What you will do: Give the number of lines holding the string "data", and nothing else.

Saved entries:

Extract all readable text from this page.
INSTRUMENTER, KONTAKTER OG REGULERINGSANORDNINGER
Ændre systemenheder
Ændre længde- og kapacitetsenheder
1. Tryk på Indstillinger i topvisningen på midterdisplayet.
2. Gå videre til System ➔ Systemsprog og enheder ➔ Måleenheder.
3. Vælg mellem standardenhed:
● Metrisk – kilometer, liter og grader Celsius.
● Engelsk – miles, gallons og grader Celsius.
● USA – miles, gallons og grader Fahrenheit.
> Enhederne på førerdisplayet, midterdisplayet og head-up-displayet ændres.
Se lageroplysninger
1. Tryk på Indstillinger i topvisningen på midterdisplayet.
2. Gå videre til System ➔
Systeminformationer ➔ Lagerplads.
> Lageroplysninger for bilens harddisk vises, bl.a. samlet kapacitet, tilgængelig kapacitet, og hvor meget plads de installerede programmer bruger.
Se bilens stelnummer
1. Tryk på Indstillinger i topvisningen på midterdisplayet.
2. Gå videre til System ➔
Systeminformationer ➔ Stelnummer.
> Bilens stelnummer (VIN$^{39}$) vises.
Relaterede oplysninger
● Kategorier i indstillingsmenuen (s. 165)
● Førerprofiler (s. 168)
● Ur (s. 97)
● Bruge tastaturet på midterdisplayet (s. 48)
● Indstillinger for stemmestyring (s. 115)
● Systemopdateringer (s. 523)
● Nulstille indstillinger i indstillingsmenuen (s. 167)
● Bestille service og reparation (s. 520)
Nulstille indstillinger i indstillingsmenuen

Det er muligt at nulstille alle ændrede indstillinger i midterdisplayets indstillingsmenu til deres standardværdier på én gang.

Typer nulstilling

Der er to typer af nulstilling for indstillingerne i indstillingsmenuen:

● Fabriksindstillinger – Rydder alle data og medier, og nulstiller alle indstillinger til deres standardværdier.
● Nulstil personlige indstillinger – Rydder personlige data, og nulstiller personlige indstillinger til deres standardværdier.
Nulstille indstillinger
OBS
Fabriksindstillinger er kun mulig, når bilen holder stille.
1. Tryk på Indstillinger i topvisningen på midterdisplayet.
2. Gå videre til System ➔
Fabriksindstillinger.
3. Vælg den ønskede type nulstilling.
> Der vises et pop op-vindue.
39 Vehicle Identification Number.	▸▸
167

The answer: 2